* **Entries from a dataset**
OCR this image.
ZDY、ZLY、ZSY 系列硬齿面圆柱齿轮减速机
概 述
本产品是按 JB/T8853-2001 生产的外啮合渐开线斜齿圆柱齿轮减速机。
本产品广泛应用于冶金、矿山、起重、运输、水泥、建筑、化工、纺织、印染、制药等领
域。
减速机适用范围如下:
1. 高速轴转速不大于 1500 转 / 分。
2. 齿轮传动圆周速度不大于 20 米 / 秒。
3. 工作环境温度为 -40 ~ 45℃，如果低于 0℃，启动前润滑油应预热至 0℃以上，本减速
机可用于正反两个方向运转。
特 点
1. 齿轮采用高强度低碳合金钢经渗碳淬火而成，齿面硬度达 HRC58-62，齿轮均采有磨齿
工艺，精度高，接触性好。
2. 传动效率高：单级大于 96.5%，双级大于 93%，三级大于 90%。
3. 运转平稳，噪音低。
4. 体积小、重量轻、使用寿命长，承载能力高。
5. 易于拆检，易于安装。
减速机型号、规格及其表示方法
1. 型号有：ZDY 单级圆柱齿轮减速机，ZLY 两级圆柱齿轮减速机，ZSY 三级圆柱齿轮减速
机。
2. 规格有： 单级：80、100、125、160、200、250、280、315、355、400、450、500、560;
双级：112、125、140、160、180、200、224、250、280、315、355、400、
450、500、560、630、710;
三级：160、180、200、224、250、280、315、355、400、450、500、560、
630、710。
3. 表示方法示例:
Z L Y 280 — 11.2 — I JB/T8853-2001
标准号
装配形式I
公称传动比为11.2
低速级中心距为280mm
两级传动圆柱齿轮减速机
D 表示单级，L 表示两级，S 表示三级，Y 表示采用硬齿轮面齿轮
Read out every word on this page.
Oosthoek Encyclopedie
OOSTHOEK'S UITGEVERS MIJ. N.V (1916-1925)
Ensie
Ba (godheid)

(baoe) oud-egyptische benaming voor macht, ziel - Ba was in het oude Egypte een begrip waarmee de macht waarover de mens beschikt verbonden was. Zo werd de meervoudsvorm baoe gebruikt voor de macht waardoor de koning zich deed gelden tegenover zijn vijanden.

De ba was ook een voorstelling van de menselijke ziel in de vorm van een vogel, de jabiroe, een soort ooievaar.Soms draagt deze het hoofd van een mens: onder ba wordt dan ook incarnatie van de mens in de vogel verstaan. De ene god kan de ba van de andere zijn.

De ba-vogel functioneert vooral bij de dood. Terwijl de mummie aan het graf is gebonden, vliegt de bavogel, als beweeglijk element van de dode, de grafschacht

* **TO DO**
In how many lines of the data does the string "ziel" appear? Give only the number.

* **EXERCISE OUTPUT**
2